### [Written task]
Note each line that includes the word "height". Copy those lines.

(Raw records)
==================================================

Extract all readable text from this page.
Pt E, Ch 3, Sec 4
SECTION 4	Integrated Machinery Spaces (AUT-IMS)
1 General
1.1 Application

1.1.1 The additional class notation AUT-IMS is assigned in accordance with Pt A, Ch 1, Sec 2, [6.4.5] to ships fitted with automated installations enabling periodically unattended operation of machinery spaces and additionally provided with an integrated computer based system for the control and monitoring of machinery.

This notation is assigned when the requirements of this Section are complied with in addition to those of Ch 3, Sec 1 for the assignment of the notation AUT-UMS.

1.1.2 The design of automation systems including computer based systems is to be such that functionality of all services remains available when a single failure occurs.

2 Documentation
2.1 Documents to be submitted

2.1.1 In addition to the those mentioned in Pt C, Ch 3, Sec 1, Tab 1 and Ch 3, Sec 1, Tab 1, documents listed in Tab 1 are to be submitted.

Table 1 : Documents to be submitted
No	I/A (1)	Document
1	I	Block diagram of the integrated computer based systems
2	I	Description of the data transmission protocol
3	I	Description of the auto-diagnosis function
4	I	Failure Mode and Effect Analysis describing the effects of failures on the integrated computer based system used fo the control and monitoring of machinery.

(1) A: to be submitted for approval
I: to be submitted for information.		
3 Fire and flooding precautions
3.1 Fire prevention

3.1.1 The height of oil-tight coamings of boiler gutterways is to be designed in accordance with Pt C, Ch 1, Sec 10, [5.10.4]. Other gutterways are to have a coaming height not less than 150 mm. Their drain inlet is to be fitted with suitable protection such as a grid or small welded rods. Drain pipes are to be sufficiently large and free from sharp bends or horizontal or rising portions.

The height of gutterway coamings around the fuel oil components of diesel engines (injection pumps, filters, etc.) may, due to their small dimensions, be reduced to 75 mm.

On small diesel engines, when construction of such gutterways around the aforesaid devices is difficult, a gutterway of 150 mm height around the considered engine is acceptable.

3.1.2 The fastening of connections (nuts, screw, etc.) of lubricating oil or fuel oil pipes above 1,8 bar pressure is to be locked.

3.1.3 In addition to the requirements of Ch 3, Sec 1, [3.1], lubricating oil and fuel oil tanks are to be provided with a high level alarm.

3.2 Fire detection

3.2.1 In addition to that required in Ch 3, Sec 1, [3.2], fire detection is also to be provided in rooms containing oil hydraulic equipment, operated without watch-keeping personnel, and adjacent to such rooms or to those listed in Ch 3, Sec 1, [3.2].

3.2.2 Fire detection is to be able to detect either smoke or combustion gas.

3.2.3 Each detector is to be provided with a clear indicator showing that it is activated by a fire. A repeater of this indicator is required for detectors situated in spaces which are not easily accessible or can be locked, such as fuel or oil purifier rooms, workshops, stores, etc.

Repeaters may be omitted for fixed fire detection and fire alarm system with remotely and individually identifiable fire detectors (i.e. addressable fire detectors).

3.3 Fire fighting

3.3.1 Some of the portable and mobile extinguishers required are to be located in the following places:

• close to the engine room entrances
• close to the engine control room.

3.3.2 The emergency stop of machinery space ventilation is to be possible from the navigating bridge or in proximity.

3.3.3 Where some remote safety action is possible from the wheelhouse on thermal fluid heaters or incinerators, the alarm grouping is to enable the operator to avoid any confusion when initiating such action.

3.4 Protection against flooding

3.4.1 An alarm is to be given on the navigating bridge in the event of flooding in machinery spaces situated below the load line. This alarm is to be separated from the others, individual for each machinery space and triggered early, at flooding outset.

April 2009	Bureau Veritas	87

==================================================

### [Result for this exercise]
3.1.1 The height of oil-tight coamings of boiler gutterways is to be designed in accordance with Pt C, Ch 1, Sec 10, [5.10.4]. Other gutterways are to have a coaming height not less than 150 mm. Their drain inlet is to be fitted with suitable protection such as a grid or small welded rods. Drain pipes are to be sufficiently large and free from sharp bends or horizontal or rising portions.
The height of gutterway coamings around the fuel oil components of diesel engines (injection pumps, filters, etc.) may, due to their small dimensions, be reduced to 75 mm.
On small diesel engines, when construction of such gutterways around the aforesaid devices is difficult, a gutterway of 150 mm height around the considered engine is acceptable.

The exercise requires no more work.